Give the number of lines in the data that contain "Mushrooms", and nothing more.

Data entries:
+ + + + +
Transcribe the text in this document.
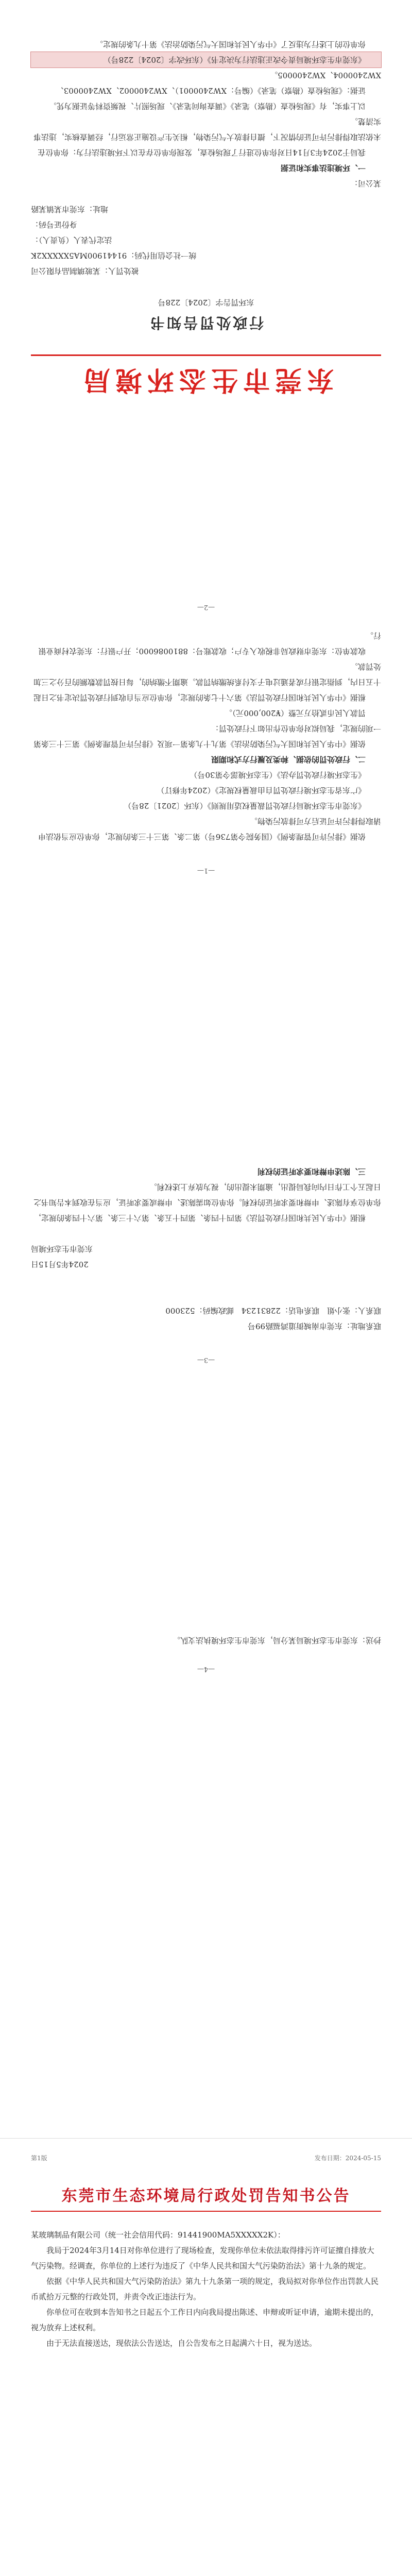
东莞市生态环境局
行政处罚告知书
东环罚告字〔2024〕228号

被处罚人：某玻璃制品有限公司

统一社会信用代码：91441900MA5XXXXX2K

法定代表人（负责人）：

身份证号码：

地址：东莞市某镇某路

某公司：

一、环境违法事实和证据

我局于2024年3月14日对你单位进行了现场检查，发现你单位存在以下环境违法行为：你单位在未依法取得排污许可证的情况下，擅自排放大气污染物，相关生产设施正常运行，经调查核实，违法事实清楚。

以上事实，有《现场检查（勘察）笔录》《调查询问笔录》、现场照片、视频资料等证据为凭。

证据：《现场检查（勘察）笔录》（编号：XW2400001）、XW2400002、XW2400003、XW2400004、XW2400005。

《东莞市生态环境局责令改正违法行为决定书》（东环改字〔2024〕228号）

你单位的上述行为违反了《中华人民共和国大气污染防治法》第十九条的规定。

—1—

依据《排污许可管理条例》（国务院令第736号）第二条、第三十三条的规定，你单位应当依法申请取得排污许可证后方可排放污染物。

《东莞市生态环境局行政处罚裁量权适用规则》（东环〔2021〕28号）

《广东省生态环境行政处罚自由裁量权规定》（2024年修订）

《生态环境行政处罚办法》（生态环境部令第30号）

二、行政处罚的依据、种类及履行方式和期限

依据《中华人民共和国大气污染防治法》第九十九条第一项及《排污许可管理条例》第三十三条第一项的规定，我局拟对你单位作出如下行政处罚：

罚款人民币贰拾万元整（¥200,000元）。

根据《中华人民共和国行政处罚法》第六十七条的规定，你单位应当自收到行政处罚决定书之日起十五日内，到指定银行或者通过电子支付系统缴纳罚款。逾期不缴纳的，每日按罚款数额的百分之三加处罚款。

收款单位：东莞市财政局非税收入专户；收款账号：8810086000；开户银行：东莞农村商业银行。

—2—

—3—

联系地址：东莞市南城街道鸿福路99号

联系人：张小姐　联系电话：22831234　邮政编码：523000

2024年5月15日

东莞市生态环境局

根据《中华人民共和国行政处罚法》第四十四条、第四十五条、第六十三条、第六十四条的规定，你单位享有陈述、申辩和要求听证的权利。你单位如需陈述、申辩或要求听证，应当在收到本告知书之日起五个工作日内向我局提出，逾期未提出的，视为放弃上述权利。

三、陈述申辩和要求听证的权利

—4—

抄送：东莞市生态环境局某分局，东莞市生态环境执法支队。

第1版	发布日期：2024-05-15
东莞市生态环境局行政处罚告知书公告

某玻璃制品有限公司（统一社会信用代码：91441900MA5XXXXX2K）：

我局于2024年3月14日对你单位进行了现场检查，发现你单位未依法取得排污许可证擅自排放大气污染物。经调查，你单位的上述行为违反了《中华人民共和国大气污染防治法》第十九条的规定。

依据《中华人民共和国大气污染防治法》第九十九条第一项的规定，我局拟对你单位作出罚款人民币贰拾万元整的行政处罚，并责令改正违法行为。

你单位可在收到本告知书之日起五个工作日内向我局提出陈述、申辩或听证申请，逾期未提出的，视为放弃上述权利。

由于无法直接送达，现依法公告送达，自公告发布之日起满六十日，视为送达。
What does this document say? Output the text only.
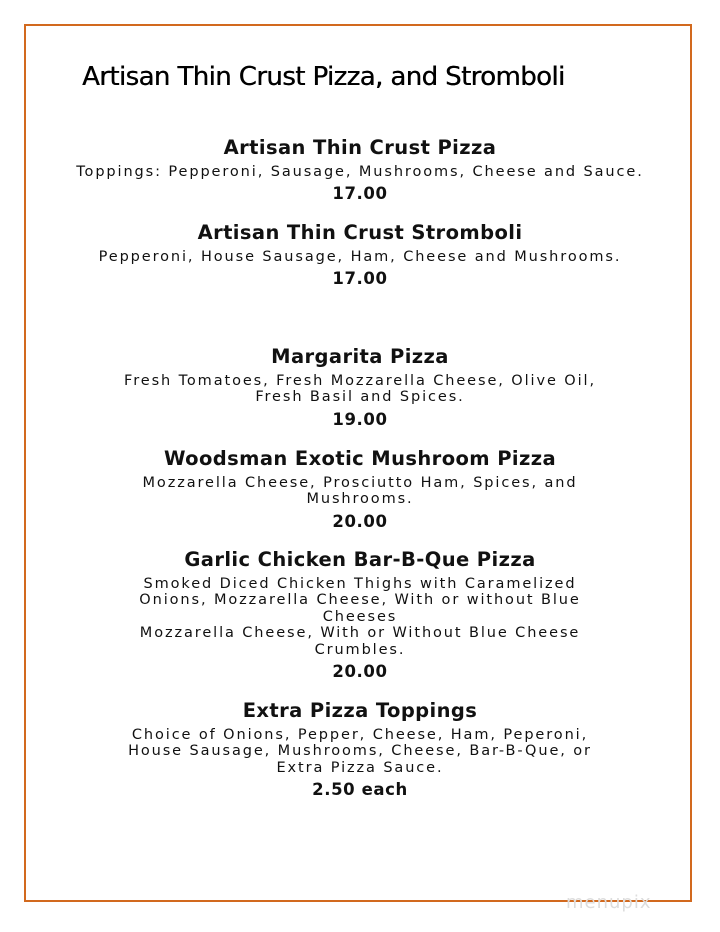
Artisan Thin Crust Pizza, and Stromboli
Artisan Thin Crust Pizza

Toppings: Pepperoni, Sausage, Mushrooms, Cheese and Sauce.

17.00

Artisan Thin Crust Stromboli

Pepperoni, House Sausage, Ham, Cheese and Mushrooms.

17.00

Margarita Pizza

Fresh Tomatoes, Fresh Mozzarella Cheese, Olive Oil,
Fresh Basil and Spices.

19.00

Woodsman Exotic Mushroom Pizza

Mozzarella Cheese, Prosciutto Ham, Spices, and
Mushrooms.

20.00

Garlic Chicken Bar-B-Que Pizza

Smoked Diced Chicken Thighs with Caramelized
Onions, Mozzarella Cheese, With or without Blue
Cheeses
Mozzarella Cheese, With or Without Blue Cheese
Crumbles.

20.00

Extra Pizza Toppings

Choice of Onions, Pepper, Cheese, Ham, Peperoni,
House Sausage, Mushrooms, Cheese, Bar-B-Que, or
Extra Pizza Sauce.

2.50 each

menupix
+ + + + +
--- Expected answer ---
4